# Set exercise
Report only how many lines of the entries below contain the string "this".

<<<<

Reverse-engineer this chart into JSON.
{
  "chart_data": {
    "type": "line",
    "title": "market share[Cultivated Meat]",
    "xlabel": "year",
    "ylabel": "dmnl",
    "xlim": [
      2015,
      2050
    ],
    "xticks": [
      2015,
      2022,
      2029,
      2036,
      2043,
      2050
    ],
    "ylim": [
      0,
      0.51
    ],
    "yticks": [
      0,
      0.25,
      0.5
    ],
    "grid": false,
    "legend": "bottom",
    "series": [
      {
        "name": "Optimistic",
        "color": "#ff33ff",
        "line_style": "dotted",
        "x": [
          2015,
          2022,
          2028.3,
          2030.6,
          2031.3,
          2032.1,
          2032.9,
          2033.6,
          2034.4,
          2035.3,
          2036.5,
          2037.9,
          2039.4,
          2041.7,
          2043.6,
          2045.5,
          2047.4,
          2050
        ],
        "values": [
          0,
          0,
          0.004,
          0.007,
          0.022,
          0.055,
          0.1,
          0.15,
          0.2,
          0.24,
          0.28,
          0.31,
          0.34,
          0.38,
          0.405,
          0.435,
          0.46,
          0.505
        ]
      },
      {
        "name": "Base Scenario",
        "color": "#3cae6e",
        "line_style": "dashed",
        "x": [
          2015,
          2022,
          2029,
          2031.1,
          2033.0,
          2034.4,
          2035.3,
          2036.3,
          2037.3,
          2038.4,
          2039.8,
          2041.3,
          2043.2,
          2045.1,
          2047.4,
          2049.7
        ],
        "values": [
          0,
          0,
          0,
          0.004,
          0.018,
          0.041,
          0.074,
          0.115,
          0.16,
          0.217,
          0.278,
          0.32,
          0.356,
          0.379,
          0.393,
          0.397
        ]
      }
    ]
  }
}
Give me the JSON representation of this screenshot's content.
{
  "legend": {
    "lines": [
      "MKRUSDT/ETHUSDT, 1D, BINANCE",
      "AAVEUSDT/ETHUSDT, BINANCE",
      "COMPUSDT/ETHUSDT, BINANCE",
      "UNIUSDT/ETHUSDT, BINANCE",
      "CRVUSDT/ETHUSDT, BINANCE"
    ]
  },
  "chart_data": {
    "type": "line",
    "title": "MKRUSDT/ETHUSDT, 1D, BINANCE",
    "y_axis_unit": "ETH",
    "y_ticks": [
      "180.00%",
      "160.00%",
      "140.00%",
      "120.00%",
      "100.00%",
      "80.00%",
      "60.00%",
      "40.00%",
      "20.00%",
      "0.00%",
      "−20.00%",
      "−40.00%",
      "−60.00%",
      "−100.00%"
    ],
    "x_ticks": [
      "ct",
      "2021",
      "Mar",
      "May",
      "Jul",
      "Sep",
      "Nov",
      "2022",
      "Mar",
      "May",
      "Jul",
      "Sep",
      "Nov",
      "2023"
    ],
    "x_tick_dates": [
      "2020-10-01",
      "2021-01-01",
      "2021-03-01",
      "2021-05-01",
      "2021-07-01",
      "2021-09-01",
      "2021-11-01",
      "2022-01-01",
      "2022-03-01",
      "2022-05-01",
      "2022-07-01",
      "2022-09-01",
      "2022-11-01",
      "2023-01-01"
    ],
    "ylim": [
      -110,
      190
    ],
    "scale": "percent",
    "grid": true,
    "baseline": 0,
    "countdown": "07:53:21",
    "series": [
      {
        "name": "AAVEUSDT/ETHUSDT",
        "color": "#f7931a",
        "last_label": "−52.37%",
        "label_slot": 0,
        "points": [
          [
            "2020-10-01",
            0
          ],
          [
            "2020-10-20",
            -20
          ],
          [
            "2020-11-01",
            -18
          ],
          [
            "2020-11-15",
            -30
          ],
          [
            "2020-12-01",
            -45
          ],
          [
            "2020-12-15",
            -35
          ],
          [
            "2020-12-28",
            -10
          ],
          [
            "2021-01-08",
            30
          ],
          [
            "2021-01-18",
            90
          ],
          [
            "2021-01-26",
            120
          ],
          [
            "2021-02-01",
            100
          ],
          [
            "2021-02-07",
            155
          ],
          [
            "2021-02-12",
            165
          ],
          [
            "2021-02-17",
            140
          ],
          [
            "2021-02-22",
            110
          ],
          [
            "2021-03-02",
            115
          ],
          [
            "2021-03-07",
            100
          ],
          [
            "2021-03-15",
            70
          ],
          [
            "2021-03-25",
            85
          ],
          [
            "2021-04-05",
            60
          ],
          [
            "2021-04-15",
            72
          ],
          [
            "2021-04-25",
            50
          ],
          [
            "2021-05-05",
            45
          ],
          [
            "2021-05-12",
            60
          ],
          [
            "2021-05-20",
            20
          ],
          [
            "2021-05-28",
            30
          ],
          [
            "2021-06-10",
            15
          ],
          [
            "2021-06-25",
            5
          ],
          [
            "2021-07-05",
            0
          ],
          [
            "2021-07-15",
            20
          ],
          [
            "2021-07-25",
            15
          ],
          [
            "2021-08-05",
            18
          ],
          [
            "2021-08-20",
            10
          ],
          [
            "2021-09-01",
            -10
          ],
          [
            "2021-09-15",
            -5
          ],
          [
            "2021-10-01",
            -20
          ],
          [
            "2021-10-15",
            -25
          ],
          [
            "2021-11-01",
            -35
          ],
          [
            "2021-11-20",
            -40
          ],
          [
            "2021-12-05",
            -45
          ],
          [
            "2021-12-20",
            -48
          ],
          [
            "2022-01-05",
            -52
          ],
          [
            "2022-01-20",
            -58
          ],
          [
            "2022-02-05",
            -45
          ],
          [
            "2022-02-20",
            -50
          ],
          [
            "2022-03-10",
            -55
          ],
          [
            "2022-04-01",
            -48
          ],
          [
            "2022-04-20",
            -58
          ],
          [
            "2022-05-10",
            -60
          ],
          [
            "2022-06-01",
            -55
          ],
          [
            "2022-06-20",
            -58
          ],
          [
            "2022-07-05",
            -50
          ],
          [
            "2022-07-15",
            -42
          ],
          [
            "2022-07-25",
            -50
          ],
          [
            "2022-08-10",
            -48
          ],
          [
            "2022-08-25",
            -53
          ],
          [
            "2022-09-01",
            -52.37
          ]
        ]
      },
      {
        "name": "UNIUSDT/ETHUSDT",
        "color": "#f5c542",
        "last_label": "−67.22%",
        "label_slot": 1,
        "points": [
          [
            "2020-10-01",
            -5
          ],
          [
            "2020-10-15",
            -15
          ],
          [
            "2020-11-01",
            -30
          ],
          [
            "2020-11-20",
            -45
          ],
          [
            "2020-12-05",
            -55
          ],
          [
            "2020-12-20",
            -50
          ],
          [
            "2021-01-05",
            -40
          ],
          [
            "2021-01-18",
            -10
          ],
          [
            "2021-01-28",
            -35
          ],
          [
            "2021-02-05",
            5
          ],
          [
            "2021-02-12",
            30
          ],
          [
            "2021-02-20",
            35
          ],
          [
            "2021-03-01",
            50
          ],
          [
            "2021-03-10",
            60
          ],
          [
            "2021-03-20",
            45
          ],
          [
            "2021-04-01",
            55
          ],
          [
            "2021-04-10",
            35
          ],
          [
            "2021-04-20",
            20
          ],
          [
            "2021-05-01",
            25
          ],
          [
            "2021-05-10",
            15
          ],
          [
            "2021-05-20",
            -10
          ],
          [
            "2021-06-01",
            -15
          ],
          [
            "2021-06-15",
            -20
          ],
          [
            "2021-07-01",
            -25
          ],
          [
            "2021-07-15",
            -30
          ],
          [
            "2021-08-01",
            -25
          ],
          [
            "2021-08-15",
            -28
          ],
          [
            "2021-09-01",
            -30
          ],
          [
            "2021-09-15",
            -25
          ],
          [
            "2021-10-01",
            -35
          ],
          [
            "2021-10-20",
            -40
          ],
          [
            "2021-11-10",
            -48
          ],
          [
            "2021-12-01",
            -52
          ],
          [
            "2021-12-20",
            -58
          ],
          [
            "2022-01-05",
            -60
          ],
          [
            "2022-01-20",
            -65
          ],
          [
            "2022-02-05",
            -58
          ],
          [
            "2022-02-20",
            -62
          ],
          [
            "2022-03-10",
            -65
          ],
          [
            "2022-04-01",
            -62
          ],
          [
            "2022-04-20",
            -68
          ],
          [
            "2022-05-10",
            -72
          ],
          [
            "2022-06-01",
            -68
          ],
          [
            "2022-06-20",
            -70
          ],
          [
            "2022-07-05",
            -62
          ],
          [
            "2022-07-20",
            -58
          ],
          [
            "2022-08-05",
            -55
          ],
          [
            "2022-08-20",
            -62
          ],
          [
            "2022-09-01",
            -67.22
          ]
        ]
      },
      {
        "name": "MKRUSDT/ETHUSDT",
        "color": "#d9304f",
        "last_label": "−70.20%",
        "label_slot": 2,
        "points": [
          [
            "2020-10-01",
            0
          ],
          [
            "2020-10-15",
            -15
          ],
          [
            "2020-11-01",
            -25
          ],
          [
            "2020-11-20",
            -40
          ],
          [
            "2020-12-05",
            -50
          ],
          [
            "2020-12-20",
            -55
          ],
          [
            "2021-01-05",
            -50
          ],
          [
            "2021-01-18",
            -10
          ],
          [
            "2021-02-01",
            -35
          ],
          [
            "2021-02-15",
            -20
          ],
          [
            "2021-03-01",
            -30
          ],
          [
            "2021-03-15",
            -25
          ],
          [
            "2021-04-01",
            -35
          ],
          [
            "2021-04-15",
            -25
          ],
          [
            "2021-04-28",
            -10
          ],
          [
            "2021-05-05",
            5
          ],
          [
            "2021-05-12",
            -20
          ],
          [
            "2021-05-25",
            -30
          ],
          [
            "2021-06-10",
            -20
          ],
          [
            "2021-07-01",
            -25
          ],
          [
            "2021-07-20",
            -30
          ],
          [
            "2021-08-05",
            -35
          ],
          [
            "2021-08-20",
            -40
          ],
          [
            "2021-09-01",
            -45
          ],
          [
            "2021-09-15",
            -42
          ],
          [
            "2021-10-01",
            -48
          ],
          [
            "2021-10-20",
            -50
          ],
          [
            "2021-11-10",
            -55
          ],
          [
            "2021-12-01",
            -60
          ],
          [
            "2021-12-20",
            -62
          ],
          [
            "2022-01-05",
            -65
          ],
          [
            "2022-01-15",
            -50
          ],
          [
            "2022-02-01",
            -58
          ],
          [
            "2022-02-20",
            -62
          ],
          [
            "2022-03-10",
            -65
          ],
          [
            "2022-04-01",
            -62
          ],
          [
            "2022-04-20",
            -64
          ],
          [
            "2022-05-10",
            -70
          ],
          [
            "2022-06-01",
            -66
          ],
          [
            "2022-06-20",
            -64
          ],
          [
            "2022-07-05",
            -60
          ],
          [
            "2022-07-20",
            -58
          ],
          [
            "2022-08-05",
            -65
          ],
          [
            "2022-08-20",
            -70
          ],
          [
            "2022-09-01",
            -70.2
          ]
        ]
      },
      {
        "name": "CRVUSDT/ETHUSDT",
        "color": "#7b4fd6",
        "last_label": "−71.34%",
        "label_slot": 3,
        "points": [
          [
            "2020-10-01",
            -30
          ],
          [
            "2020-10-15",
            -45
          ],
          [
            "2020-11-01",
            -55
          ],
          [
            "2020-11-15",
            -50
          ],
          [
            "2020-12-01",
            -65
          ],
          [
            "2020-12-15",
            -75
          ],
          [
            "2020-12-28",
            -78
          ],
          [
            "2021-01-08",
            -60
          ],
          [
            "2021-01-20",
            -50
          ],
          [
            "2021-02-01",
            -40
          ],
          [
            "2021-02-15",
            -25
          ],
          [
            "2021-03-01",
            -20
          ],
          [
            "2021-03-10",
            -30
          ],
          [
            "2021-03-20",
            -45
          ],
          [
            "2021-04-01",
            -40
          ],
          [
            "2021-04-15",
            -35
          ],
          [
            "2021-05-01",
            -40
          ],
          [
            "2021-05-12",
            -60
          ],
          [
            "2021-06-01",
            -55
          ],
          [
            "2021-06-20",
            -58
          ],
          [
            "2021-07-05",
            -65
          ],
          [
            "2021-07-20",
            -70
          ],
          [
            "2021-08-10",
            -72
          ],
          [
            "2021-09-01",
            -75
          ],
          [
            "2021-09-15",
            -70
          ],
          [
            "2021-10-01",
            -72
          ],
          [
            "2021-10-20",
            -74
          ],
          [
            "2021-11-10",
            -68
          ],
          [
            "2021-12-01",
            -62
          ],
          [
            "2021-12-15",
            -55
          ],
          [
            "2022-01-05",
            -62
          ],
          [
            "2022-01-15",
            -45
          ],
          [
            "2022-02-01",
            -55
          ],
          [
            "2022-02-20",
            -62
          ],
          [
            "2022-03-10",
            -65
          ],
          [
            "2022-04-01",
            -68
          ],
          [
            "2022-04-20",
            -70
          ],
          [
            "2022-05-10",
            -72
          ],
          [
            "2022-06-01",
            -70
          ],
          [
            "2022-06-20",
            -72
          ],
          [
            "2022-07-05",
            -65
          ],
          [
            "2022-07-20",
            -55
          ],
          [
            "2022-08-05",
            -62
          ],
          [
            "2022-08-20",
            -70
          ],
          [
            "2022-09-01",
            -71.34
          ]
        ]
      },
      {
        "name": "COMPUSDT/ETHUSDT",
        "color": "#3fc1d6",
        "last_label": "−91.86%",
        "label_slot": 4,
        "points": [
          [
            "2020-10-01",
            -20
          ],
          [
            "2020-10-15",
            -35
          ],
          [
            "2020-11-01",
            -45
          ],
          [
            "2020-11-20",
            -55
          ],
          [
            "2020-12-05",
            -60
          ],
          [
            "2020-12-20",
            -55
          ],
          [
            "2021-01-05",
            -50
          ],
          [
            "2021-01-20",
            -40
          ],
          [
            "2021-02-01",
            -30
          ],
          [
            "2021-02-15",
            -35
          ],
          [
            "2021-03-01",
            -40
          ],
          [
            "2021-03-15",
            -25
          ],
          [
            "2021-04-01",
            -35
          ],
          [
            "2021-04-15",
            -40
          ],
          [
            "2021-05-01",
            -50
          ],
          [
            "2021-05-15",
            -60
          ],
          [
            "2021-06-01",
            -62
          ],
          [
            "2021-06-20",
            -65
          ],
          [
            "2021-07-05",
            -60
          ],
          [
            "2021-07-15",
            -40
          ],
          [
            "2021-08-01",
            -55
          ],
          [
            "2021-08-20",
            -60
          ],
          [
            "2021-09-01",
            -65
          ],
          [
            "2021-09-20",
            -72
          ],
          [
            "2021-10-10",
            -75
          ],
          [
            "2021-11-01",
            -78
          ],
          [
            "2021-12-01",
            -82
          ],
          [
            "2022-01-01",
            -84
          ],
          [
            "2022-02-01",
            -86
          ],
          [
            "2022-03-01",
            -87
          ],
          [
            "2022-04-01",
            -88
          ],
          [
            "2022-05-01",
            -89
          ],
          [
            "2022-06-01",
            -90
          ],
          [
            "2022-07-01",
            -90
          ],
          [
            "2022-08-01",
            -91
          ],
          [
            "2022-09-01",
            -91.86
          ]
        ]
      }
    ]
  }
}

>>>>

# Task response
2